[Bounding box entries]
--- --- ---

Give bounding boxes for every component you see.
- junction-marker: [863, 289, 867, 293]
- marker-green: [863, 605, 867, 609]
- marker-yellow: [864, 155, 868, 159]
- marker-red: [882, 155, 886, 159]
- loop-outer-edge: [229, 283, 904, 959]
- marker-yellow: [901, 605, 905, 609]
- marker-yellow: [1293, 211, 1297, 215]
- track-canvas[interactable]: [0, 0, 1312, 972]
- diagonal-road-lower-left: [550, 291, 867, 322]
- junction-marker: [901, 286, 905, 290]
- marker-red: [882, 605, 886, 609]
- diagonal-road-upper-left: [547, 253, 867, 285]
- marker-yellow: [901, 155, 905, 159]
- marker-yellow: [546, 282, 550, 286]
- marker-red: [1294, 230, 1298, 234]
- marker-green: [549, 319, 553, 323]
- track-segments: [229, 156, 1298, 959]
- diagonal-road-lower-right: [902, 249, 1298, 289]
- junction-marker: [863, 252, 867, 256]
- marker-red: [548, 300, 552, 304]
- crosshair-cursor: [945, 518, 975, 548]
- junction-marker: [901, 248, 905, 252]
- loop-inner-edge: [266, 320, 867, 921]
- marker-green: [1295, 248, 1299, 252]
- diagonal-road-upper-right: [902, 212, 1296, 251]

--- --- ---

Rewrite all the items above, changing "junction-marker" to "junction-node" wherever it appears and keeping everything else the same.

COMPLETE OUTPUT:
Give bounding boxes for every component you see.
- junction-node: [863, 289, 867, 293]
- marker-green: [863, 605, 867, 609]
- marker-yellow: [864, 155, 868, 159]
- marker-red: [882, 155, 886, 159]
- loop-outer-edge: [229, 283, 904, 959]
- marker-yellow: [901, 605, 905, 609]
- marker-yellow: [1293, 211, 1297, 215]
- track-canvas[interactable]: [0, 0, 1312, 972]
- diagonal-road-lower-left: [550, 291, 867, 322]
- junction-node: [901, 286, 905, 290]
- marker-red: [882, 605, 886, 609]
- diagonal-road-upper-left: [547, 253, 867, 285]
- marker-yellow: [901, 155, 905, 159]
- marker-yellow: [546, 282, 550, 286]
- marker-red: [1294, 230, 1298, 234]
- marker-green: [549, 319, 553, 323]
- track-segments: [229, 156, 1298, 959]
- diagonal-road-lower-right: [902, 249, 1298, 289]
- junction-node: [863, 252, 867, 256]
- marker-red: [548, 300, 552, 304]
- crosshair-cursor: [945, 518, 975, 548]
- junction-node: [901, 248, 905, 252]
- loop-inner-edge: [266, 320, 867, 921]
- marker-green: [1295, 248, 1299, 252]
- diagonal-road-upper-right: [902, 212, 1296, 251]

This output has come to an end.